[Data entries]
:::::

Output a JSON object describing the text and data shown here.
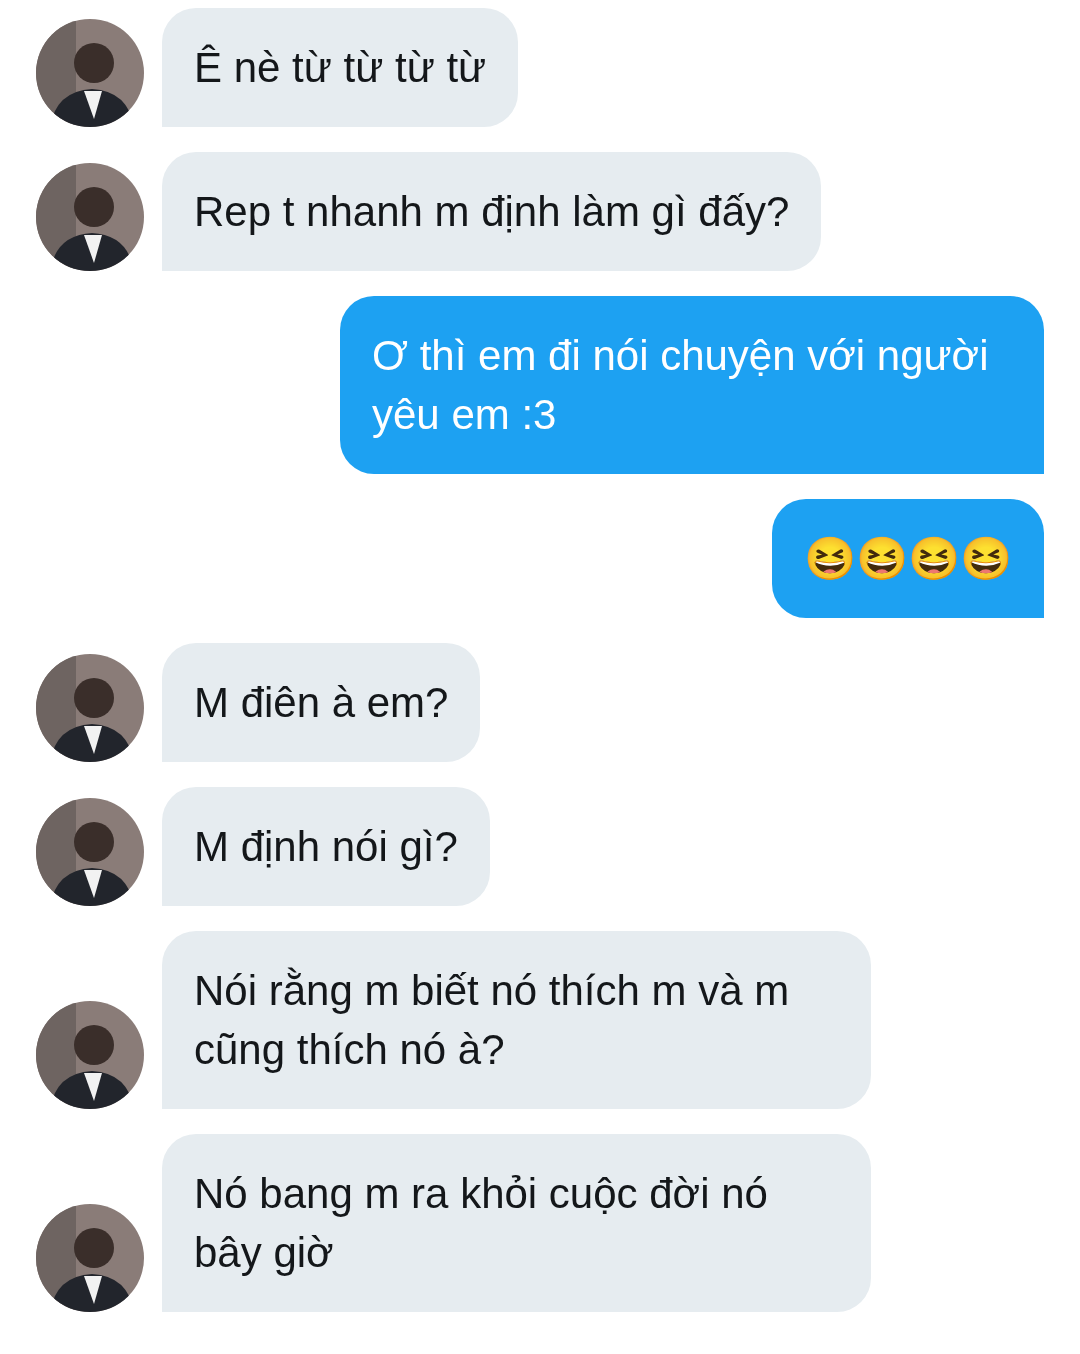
{
  "messages": [
    {
      "kind": "incoming",
      "text": "Ê nè từ từ từ từ"
    },
    {
      "kind": "incoming",
      "text": "Rep t nhanh m định làm gì đấy?"
    },
    {
      "kind": "outgoing",
      "text": "Ơ thì em đi nói chuyện với người yêu em :3"
    },
    {
      "kind": "outgoing",
      "text": "😆😆😆😆"
    },
    {
      "kind": "incoming",
      "text": "M điên à em?"
    },
    {
      "kind": "incoming",
      "text": "M định nói gì?"
    },
    {
      "kind": "incoming",
      "text": "Nói rằng m biết nó thích m và m cũng thích nó à?"
    },
    {
      "kind": "incoming",
      "text": "Nó bang m ra khỏi cuộc đời nó bây giờ"
    }
  ]
}
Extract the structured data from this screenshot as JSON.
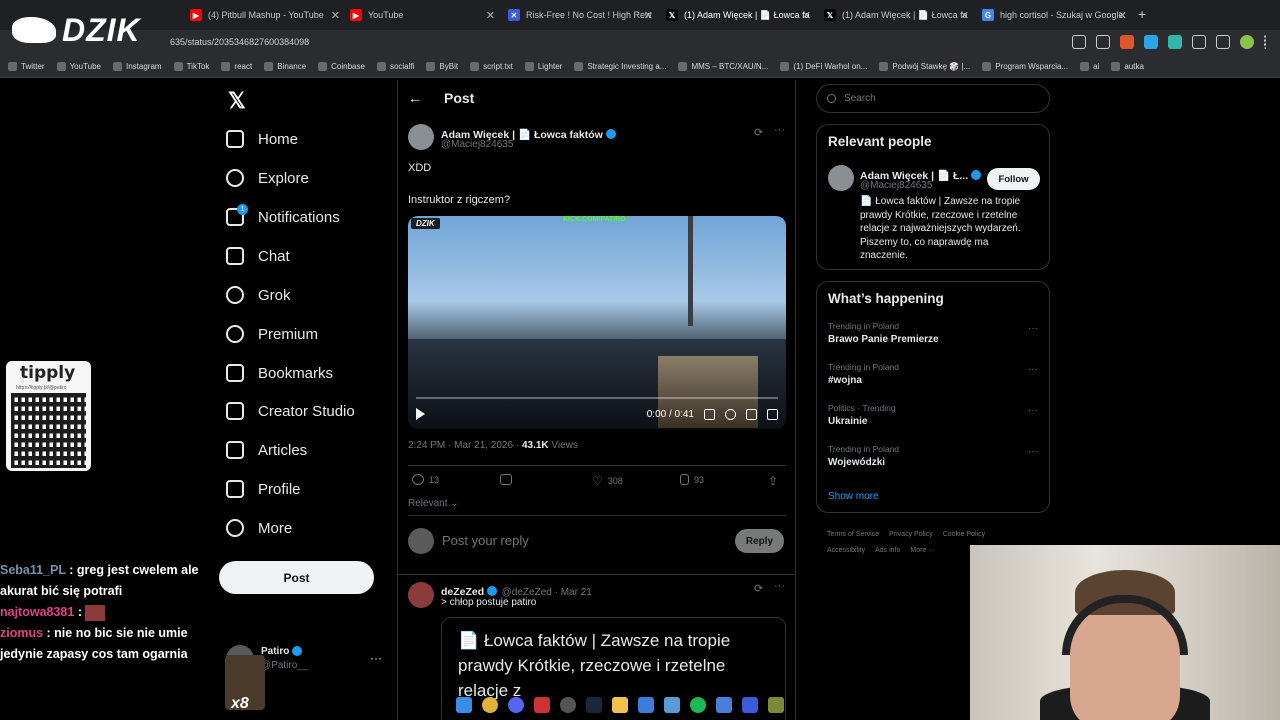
{
  "browser": {
    "tabs": [
      {
        "label": "(4) Pitbull Mashup - YouTube",
        "icon": "youtube-icon",
        "color": "#ff0000"
      },
      {
        "label": "YouTube",
        "icon": "youtube-icon",
        "color": "#ff0000"
      },
      {
        "label": "Risk-Free ! No Cost ! High Rew",
        "icon": "x-blue-icon",
        "color": "#3b5bdb"
      },
      {
        "label": "(1) Adam Więcek | 📄 Łowca fa",
        "icon": "x-icon",
        "color": "#000000"
      },
      {
        "label": "(1) Adam Więcek | 📄 Łowca fa",
        "icon": "x-icon",
        "color": "#000000"
      },
      {
        "label": "high cortisol - Szukaj w Google",
        "icon": "google-icon",
        "color": "#4285f4"
      }
    ],
    "new_tab": "+",
    "url": "635/status/2035346827600384098",
    "bookmarks": [
      {
        "label": "Twitter",
        "icon": "x-icon"
      },
      {
        "label": "YouTube",
        "icon": "youtube-icon"
      },
      {
        "label": "Instagram",
        "icon": "instagram-icon"
      },
      {
        "label": "TikTok",
        "icon": "tiktok-icon"
      },
      {
        "label": "react",
        "icon": "tiktok-icon"
      },
      {
        "label": "Binance",
        "icon": "binance-icon"
      },
      {
        "label": "Coinbase",
        "icon": "coinbase-icon"
      },
      {
        "label": "socialfi",
        "icon": "folder-icon"
      },
      {
        "label": "ByBit",
        "icon": "bybit-icon"
      },
      {
        "label": "script.txt",
        "icon": "github-icon"
      },
      {
        "label": "Lighter",
        "icon": "lighter-icon"
      },
      {
        "label": "Strategic Investing a...",
        "icon": "loader-icon"
      },
      {
        "label": "MMS – BTC/XAU/N...",
        "icon": "globe-icon"
      },
      {
        "label": "(1) DeFi Warhol on...",
        "icon": "x-icon"
      },
      {
        "label": "Podwój Stawkę 🎲 |...",
        "icon": "discord-icon"
      },
      {
        "label": "Program Wsparcia...",
        "icon": "bookmark-icon"
      },
      {
        "label": "ai",
        "icon": "folder-icon"
      },
      {
        "label": "autka",
        "icon": "folder-icon"
      }
    ]
  },
  "overlay": {
    "brand": "DZIK",
    "tipply_name": "tipply",
    "tipply_url": "https://tipply.pl/@patiro",
    "chat": [
      {
        "user": "Seba11_PL",
        "sep": " : ",
        "msg": "greg jest cwelem ale akurat bić się potrafi"
      },
      {
        "user": "najtowa8381",
        "sep": " : ",
        "msg": ""
      },
      {
        "user": "ziomus",
        "sep": " : ",
        "msg": "nie no bic sie nie umie jedynie zapasy cos tam ogarnia"
      }
    ],
    "multiplier": "x8"
  },
  "nav": {
    "items": [
      {
        "label": "Home",
        "icon": "home-icon"
      },
      {
        "label": "Explore",
        "icon": "search-icon"
      },
      {
        "label": "Notifications",
        "icon": "bell-icon",
        "badge": "1"
      },
      {
        "label": "Chat",
        "icon": "mail-icon"
      },
      {
        "label": "Grok",
        "icon": "grok-icon"
      },
      {
        "label": "Premium",
        "icon": "premium-icon"
      },
      {
        "label": "Bookmarks",
        "icon": "bookmark-icon"
      },
      {
        "label": "Creator Studio",
        "icon": "rocket-icon"
      },
      {
        "label": "Articles",
        "icon": "articles-icon"
      },
      {
        "label": "Profile",
        "icon": "person-icon"
      },
      {
        "label": "More",
        "icon": "more-icon"
      }
    ],
    "post_button": "Post",
    "account": {
      "name": "Patiro",
      "handle": "@Patiro__",
      "more": "···"
    }
  },
  "post": {
    "header": "Post",
    "author": {
      "name": "Adam Więcek | 📄 Łowca faktów",
      "handle": "@Maciej824635"
    },
    "text1": "XDD",
    "text2": "Instruktor z rigczem?",
    "video": {
      "badge": "DZIK",
      "kick": "KICK.COM/PATIRO",
      "time": "0:00 / 0:41",
      "progress": 0.0
    },
    "time": "2:24 PM · Mar 21, 2026 · ",
    "views_count": "43.1K",
    "views_label": " Views",
    "stats": {
      "replies": "13",
      "reposts": "",
      "likes": "308",
      "bookmarks": "93"
    },
    "sort": "Relevant",
    "reply_placeholder": "Post your reply",
    "reply_button": "Reply"
  },
  "reply": {
    "name": "deZeZed",
    "handle": "@deZeZed · Mar 21",
    "text": "> chłop postuje patiro",
    "quote": "📄 Łowca faktów | Zawsze na tropie prawdy Krótkie, rzeczowe i rzetelne relacje z"
  },
  "sidebar": {
    "search_placeholder": "Search",
    "relevant_title": "Relevant people",
    "person": {
      "name": "Adam Więcek | 📄 Ł...",
      "handle": "@Maciej824635",
      "follow": "Follow",
      "bio": "📄 Łowca faktów | Zawsze na tropie prawdy Krótkie, rzeczowe i rzetelne relacje z najważniejszych wydarzeń. Piszemy to, co naprawdę ma znaczenie."
    },
    "happening_title": "What’s happening",
    "trends": [
      {
        "context": "Trending in Poland",
        "title": "Brawo Panie Premierze"
      },
      {
        "context": "Trending in Poland",
        "title": "#wojna"
      },
      {
        "context": "Politics · Trending",
        "title": "Ukrainie"
      },
      {
        "context": "Trending in Poland",
        "title": "Wojewódzki"
      }
    ],
    "show_more": "Show more",
    "footer": [
      "Terms of Service",
      "Privacy Policy",
      "Cookie Policy",
      "Accessibility",
      "Ads info",
      "More ···"
    ]
  },
  "colors": {
    "accent": "#1d9bf0",
    "bg": "#000000",
    "border": "#2f3336",
    "muted": "#71767b"
  }
}
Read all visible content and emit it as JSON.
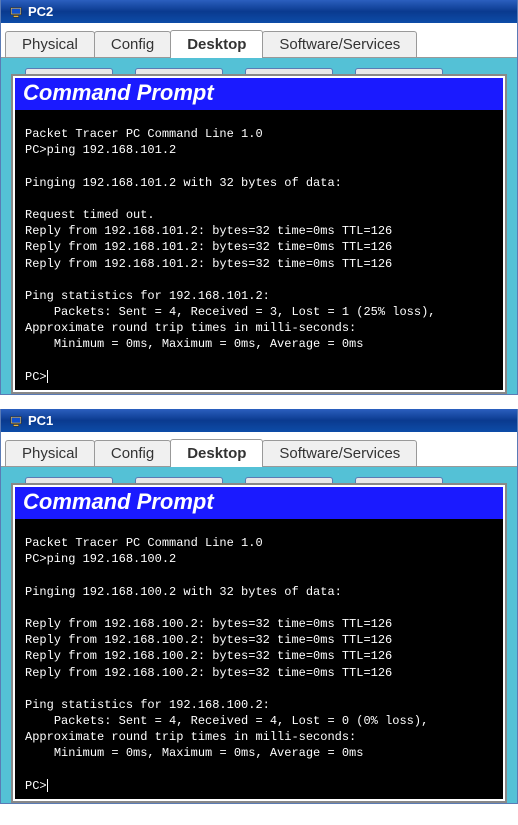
{
  "windows": [
    {
      "title": "PC2",
      "tabs": [
        "Physical",
        "Config",
        "Desktop",
        "Software/Services"
      ],
      "activeTab": "Desktop",
      "promptTitle": "Command Prompt",
      "terminal": {
        "header": "Packet Tracer PC Command Line 1.0",
        "cmd": "PC>ping 192.168.101.2",
        "pinging": "Pinging 192.168.101.2 with 32 bytes of data:",
        "lines": [
          "Request timed out.",
          "Reply from 192.168.101.2: bytes=32 time=0ms TTL=126",
          "Reply from 192.168.101.2: bytes=32 time=0ms TTL=126",
          "Reply from 192.168.101.2: bytes=32 time=0ms TTL=126"
        ],
        "statsHeader": "Ping statistics for 192.168.101.2:",
        "statsPackets": "    Packets: Sent = 4, Received = 3, Lost = 1 (25% loss),",
        "approx": "Approximate round trip times in milli-seconds:",
        "times": "    Minimum = 0ms, Maximum = 0ms, Average = 0ms",
        "prompt": "PC>"
      }
    },
    {
      "title": "PC1",
      "tabs": [
        "Physical",
        "Config",
        "Desktop",
        "Software/Services"
      ],
      "activeTab": "Desktop",
      "promptTitle": "Command Prompt",
      "terminal": {
        "header": "Packet Tracer PC Command Line 1.0",
        "cmd": "PC>ping 192.168.100.2",
        "pinging": "Pinging 192.168.100.2 with 32 bytes of data:",
        "lines": [
          "Reply from 192.168.100.2: bytes=32 time=0ms TTL=126",
          "Reply from 192.168.100.2: bytes=32 time=0ms TTL=126",
          "Reply from 192.168.100.2: bytes=32 time=0ms TTL=126",
          "Reply from 192.168.100.2: bytes=32 time=0ms TTL=126"
        ],
        "statsHeader": "Ping statistics for 192.168.100.2:",
        "statsPackets": "    Packets: Sent = 4, Received = 4, Lost = 0 (0% loss),",
        "approx": "Approximate round trip times in milli-seconds:",
        "times": "    Minimum = 0ms, Maximum = 0ms, Average = 0ms",
        "prompt": "PC>"
      }
    }
  ]
}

:::::

** Task directions **
Reproduce every line of the listing above in which the string "Pinging" appears.

** Solved problem **
        "pinging": "Pinging 192.168.101.2 with 32 bytes of data:",
        "pinging": "Pinging 192.168.100.2 with 32 bytes of data:",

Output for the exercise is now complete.